:: Written task ::
Copy out all lines that carry the word "name".

:: Input records ::
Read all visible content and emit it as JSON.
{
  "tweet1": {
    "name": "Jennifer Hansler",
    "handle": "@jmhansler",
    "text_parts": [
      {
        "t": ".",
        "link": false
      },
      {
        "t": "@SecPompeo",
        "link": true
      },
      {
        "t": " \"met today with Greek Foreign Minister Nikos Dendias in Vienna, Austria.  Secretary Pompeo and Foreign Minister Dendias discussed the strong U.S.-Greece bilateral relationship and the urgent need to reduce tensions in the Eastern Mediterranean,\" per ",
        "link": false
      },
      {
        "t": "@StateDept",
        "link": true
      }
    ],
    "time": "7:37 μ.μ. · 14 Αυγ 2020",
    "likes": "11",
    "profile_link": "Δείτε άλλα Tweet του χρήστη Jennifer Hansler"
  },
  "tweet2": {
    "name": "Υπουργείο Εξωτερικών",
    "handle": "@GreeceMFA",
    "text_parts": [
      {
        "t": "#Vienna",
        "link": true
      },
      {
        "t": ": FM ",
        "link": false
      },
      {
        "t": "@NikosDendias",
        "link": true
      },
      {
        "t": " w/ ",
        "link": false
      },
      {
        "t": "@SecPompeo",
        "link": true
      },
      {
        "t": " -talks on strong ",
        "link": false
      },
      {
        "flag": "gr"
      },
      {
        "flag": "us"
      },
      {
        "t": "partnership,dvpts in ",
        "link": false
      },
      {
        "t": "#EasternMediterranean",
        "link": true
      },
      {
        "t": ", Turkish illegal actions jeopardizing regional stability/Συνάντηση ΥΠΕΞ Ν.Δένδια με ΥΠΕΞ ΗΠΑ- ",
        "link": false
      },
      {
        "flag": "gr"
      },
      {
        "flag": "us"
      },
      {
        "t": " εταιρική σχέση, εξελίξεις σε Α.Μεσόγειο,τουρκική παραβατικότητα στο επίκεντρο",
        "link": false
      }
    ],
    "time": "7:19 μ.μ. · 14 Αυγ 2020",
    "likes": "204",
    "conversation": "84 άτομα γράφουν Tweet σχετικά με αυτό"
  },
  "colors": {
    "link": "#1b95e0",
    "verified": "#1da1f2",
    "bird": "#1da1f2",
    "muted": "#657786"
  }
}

:: Finished answer ::
    "name": "Jennifer Hansler",
    "name": "Υπουργείο Εξωτερικών",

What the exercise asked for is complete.